== STORED RECORDS ==
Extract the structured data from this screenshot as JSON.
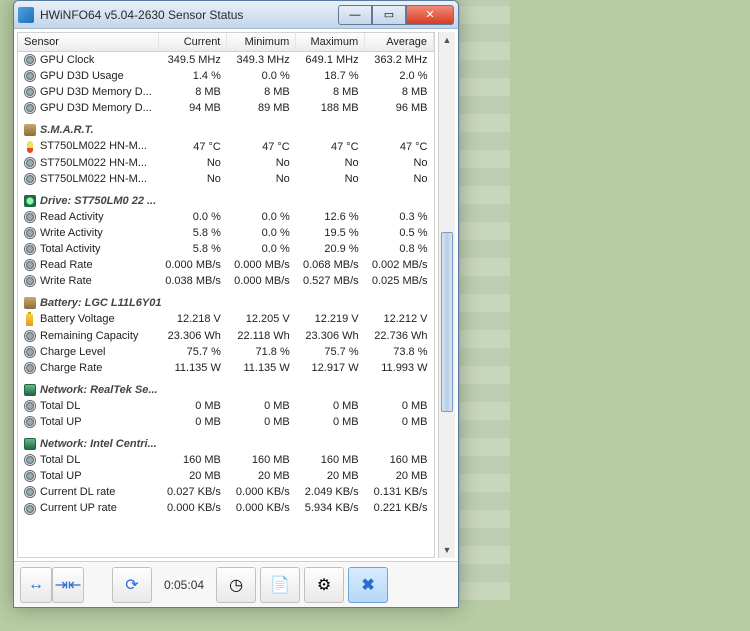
{
  "window": {
    "title": "HWiNFO64 v5.04-2630 Sensor Status"
  },
  "columns": [
    "Sensor",
    "Current",
    "Minimum",
    "Maximum",
    "Average"
  ],
  "groups": [
    {
      "name": "",
      "rows": [
        {
          "icon": "gear",
          "label": "GPU Clock",
          "cur": "349.5 MHz",
          "min": "349.3 MHz",
          "max": "649.1 MHz",
          "avg": "363.2 MHz"
        },
        {
          "icon": "gear",
          "label": "GPU D3D Usage",
          "cur": "1.4 %",
          "min": "0.0 %",
          "max": "18.7 %",
          "avg": "2.0 %"
        },
        {
          "icon": "gear",
          "label": "GPU D3D Memory D...",
          "cur": "8 MB",
          "min": "8 MB",
          "max": "8 MB",
          "avg": "8 MB"
        },
        {
          "icon": "gear",
          "label": "GPU D3D Memory D...",
          "cur": "94 MB",
          "min": "89 MB",
          "max": "188 MB",
          "avg": "96 MB"
        }
      ]
    },
    {
      "name": "S.M.A.R.T.",
      "icon": "disk",
      "rows": [
        {
          "icon": "therm",
          "label": "ST750LM022 HN-M...",
          "cur": "47 °C",
          "min": "47 °C",
          "max": "47 °C",
          "avg": "47 °C"
        },
        {
          "icon": "gear",
          "label": "ST750LM022 HN-M...",
          "cur": "No",
          "min": "No",
          "max": "No",
          "avg": "No"
        },
        {
          "icon": "gear",
          "label": "ST750LM022 HN-M...",
          "cur": "No",
          "min": "No",
          "max": "No",
          "avg": "No"
        }
      ]
    },
    {
      "name": "Drive: ST750LM0 22 ...",
      "icon": "gdisk",
      "rows": [
        {
          "icon": "gear",
          "label": "Read Activity",
          "cur": "0.0 %",
          "min": "0.0 %",
          "max": "12.6 %",
          "avg": "0.3 %"
        },
        {
          "icon": "gear",
          "label": "Write Activity",
          "cur": "5.8 %",
          "min": "0.0 %",
          "max": "19.5 %",
          "avg": "0.5 %"
        },
        {
          "icon": "gear",
          "label": "Total Activity",
          "cur": "5.8 %",
          "min": "0.0 %",
          "max": "20.9 %",
          "avg": "0.8 %"
        },
        {
          "icon": "gear",
          "label": "Read Rate",
          "cur": "0.000 MB/s",
          "min": "0.000 MB/s",
          "max": "0.068 MB/s",
          "avg": "0.002 MB/s"
        },
        {
          "icon": "gear",
          "label": "Write Rate",
          "cur": "0.038 MB/s",
          "min": "0.000 MB/s",
          "max": "0.527 MB/s",
          "avg": "0.025 MB/s"
        }
      ]
    },
    {
      "name": "Battery: LGC L11L6Y01",
      "icon": "disk",
      "rows": [
        {
          "icon": "batt",
          "label": "Battery Voltage",
          "cur": "12.218 V",
          "min": "12.205 V",
          "max": "12.219 V",
          "avg": "12.212 V"
        },
        {
          "icon": "gear",
          "label": "Remaining Capacity",
          "cur": "23.306 Wh",
          "min": "22.118 Wh",
          "max": "23.306 Wh",
          "avg": "22.736 Wh"
        },
        {
          "icon": "gear",
          "label": "Charge Level",
          "cur": "75.7 %",
          "min": "71.8 %",
          "max": "75.7 %",
          "avg": "73.8 %"
        },
        {
          "icon": "gear",
          "label": "Charge Rate",
          "cur": "11.135 W",
          "min": "11.135 W",
          "max": "12.917 W",
          "avg": "11.993 W"
        }
      ]
    },
    {
      "name": "Network: RealTek Se...",
      "icon": "net",
      "rows": [
        {
          "icon": "gear",
          "label": "Total DL",
          "cur": "0 MB",
          "min": "0 MB",
          "max": "0 MB",
          "avg": "0 MB"
        },
        {
          "icon": "gear",
          "label": "Total UP",
          "cur": "0 MB",
          "min": "0 MB",
          "max": "0 MB",
          "avg": "0 MB"
        }
      ]
    },
    {
      "name": "Network: Intel Centri...",
      "icon": "net",
      "rows": [
        {
          "icon": "gear",
          "label": "Total DL",
          "cur": "160 MB",
          "min": "160 MB",
          "max": "160 MB",
          "avg": "160 MB"
        },
        {
          "icon": "gear",
          "label": "Total UP",
          "cur": "20 MB",
          "min": "20 MB",
          "max": "20 MB",
          "avg": "20 MB"
        },
        {
          "icon": "gear",
          "label": "Current DL rate",
          "cur": "0.027 KB/s",
          "min": "0.000 KB/s",
          "max": "2.049 KB/s",
          "avg": "0.131 KB/s"
        },
        {
          "icon": "gear",
          "label": "Current UP rate",
          "cur": "0.000 KB/s",
          "min": "0.000 KB/s",
          "max": "5.934 KB/s",
          "avg": "0.221 KB/s"
        }
      ]
    }
  ],
  "toolbar": {
    "time": "0:05:04"
  }
}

== WHAT NEEDS TO BE DONE ==
Write out each line of the data that holds the string "Activity".

== THE RESULT ==
          "label": "Read Activity",
          "label": "Write Activity",
          "label": "Total Activity",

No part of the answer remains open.